§ **EXERCISE GOAL**: Using the records below, give the number of lines where the word "кнопкой" appears, with no further output.
══ PROVIDED ENTRIES ══
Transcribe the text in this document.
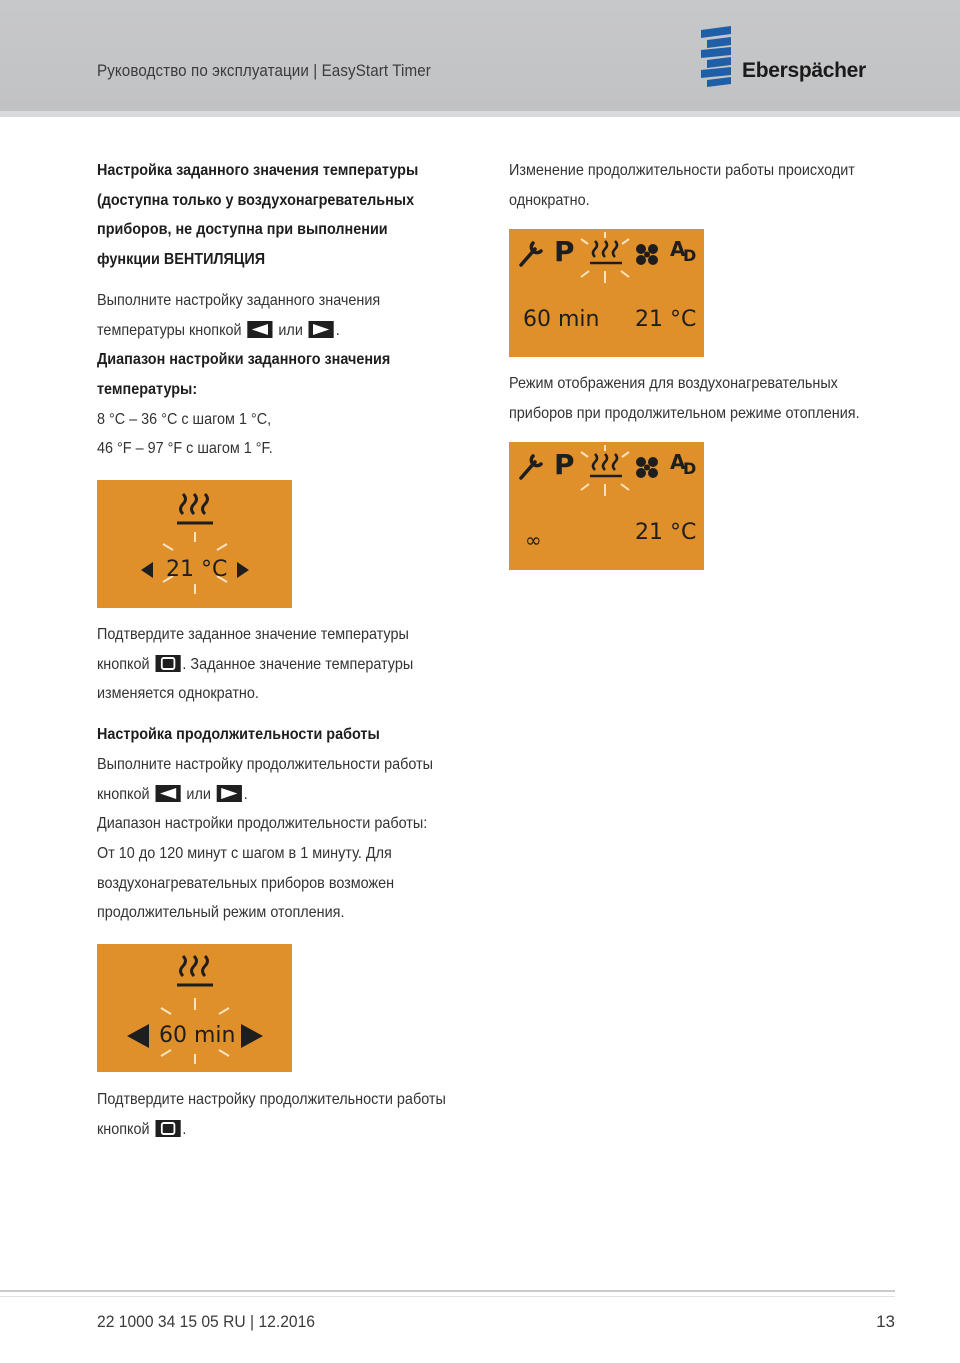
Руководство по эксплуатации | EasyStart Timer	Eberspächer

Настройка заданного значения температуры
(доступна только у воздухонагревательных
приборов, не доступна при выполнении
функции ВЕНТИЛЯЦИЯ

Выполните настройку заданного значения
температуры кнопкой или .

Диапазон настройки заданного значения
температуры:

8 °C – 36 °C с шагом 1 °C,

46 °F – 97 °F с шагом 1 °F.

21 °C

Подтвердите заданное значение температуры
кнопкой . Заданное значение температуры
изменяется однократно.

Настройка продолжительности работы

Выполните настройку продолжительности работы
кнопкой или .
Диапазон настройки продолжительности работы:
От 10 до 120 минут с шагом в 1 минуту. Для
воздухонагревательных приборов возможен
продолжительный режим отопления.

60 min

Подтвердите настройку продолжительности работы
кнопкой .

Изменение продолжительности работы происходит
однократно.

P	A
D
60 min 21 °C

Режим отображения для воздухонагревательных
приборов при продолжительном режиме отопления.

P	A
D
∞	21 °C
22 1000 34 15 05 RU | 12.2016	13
═══
§ **OUTPUT FOR THIS EXERCISE**: 4